═══ Data listing
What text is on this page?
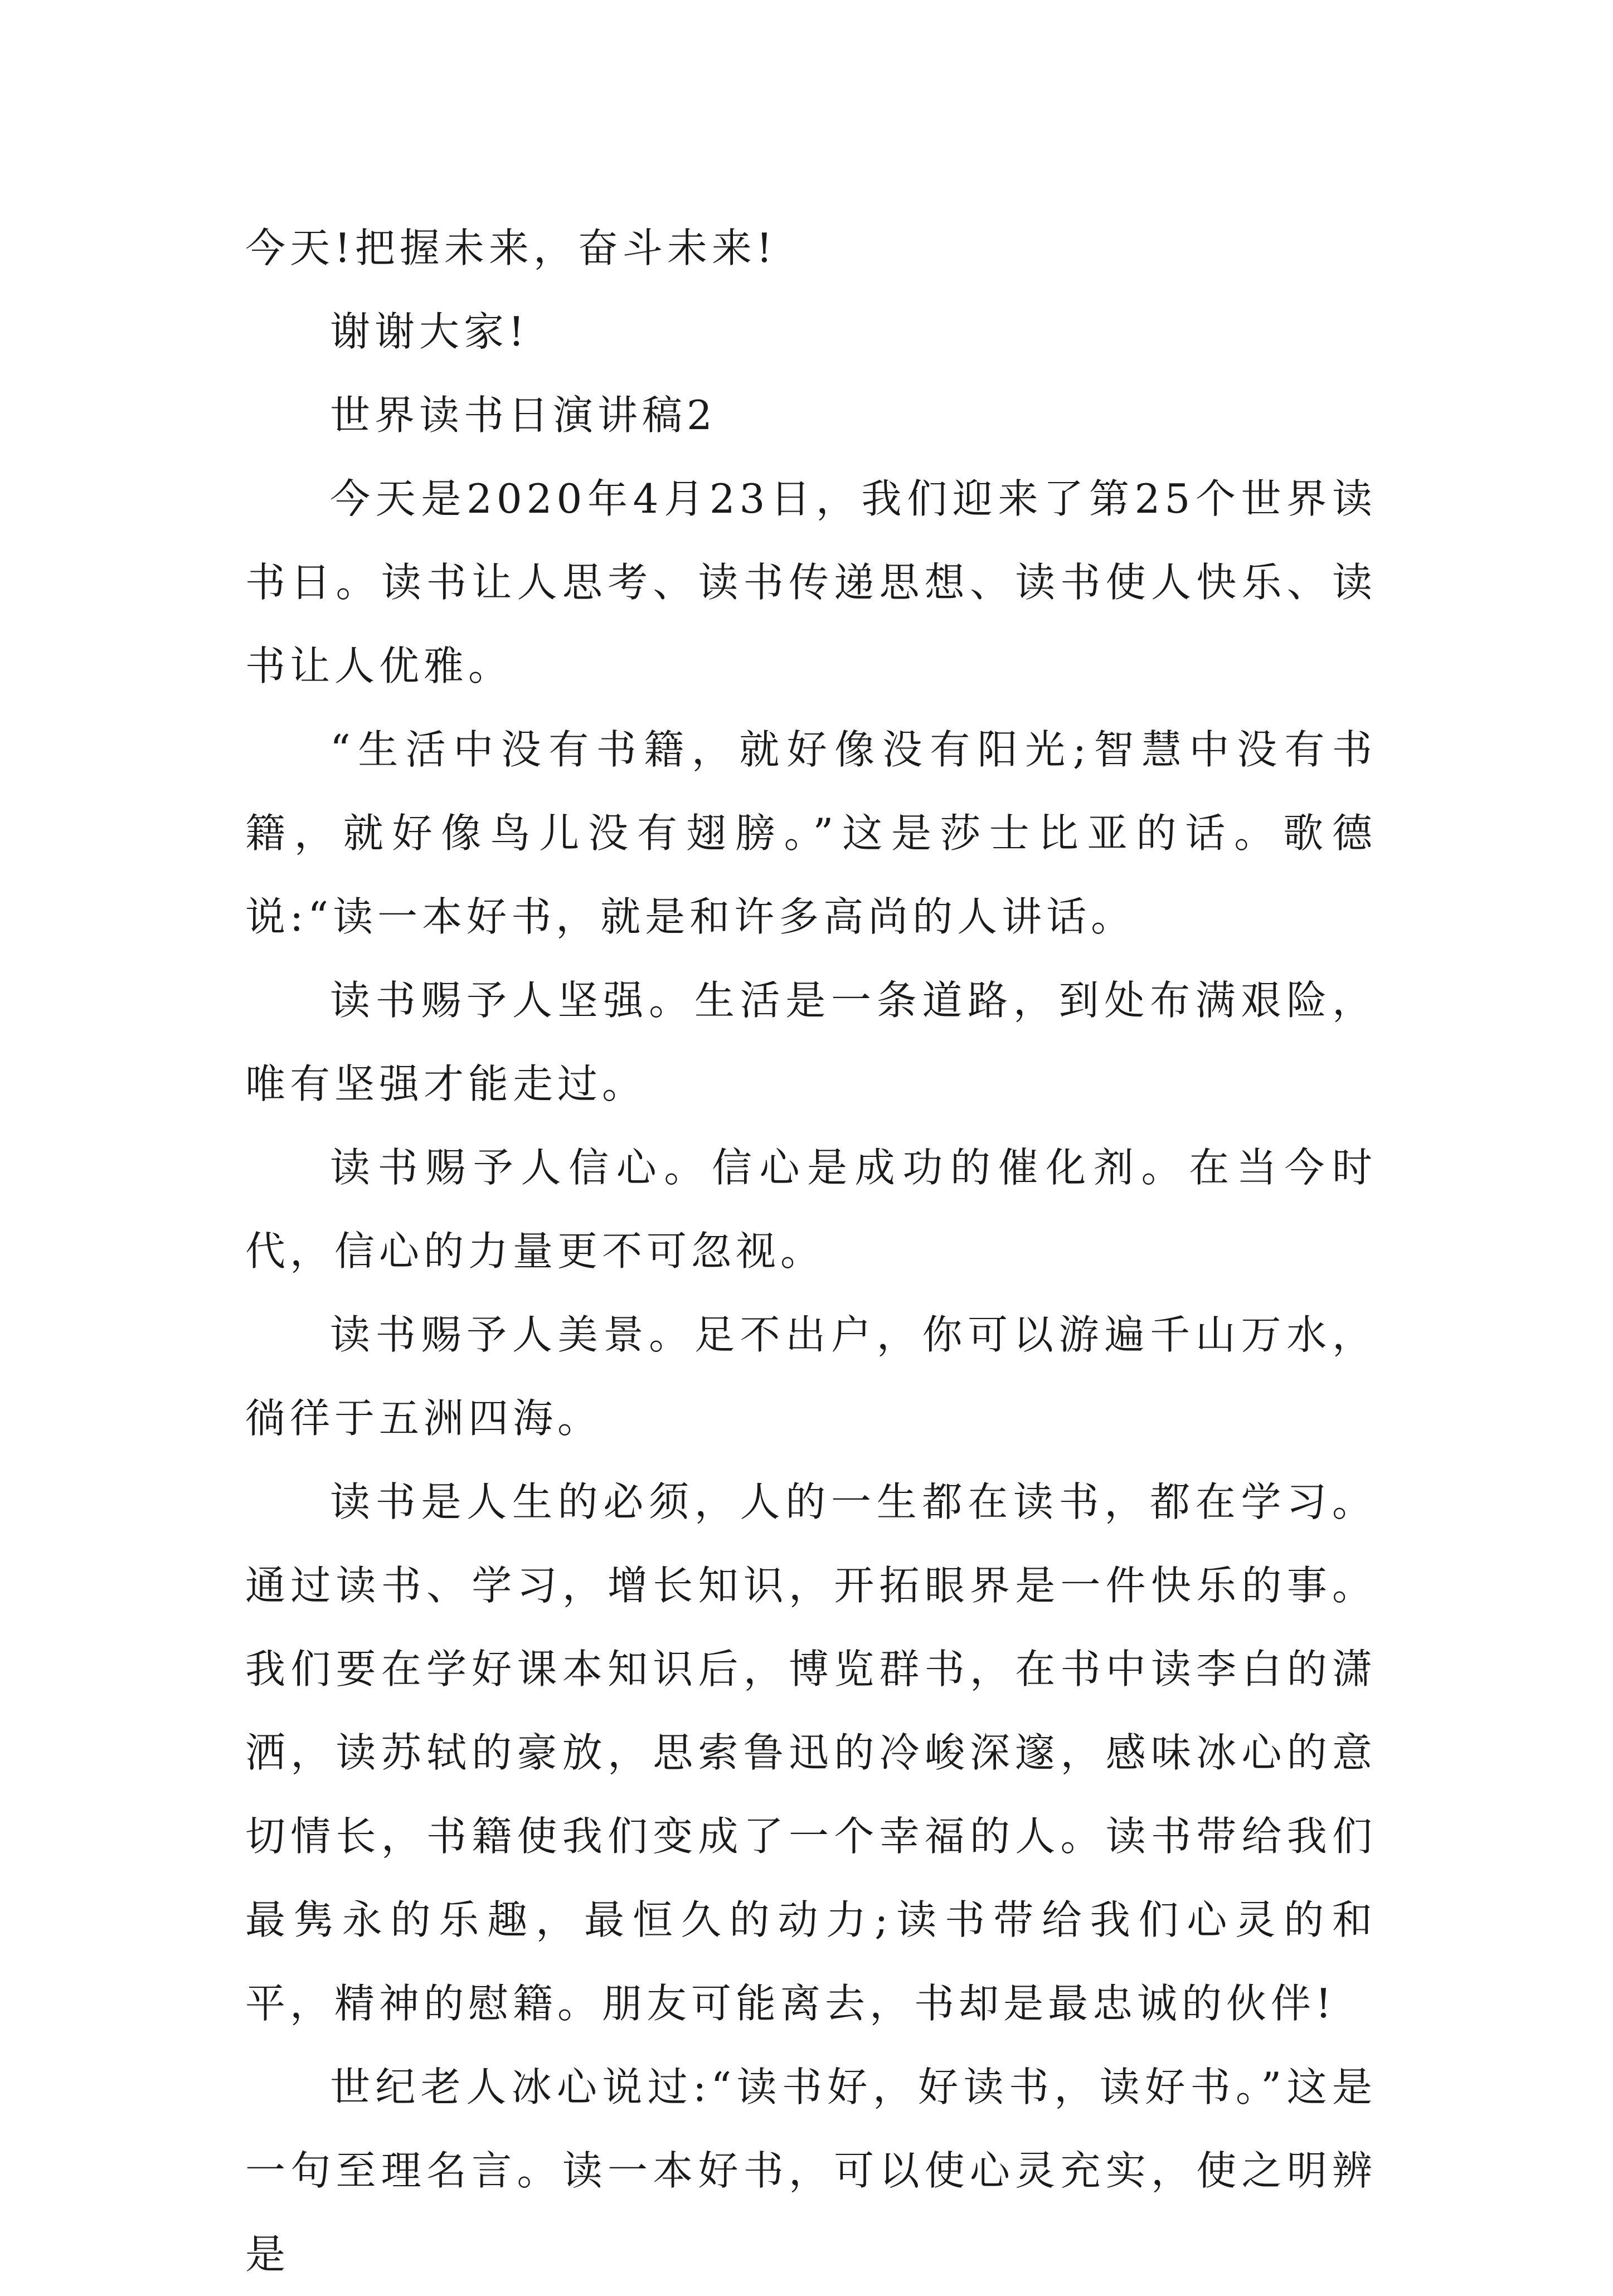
今天!把握未来，奋斗未来!

谢谢大家!

世界读书日演讲稿2

今天是2020年4月23日，我们迎来了第25个世界读书日。读书让人思考、读书传递思想、读书使人快乐、读书让人优雅。

“生活中没有书籍，就好像没有阳光;智慧中没有书籍，就好像鸟儿没有翅膀。”这是莎士比亚的话。歌德说:“读一本好书，就是和许多高尚的人讲话。

读书赐予人坚强。生活是一条道路，到处布满艰险，唯有坚强才能走过。

读书赐予人信心。信心是成功的催化剂。在当今时代，信心的力量更不可忽视。

读书赐予人美景。足不出户，你可以游遍千山万水，徜徉于五洲四海。

读书是人生的必须，人的一生都在读书，都在学习。通过读书、学习，增长知识，开拓眼界是一件快乐的事。我们要在学好课本知识后，博览群书，在书中读李白的潇洒，读苏轼的豪放，思索鲁迅的冷峻深邃，感味冰心的意切情长，书籍使我们变成了一个幸福的人。读书带给我们最隽永的乐趣，最恒久的动力;读书带给我们心灵的和平，精神的慰籍。朋友可能离去，书却是最忠诚的伙伴!

世纪老人冰心说过:“读书好，好读书，读好书。”这是一句至理名言。读一本好书，可以使心灵充实，使之明辨是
══════
Required work - Reproduce each line from the records that contains the word "读一本好书".

Finished task -
“生活中没有书籍，就好像没有阳光;智慧中没有书籍，就好像鸟儿没有翅膀。”这是莎士比亚的话。歌德说:“读一本好书，就是和许多高尚的人讲话。
世纪老人冰心说过:“读书好，好读书，读好书。”这是一句至理名言。读一本好书，可以使心灵充实，使之明辨是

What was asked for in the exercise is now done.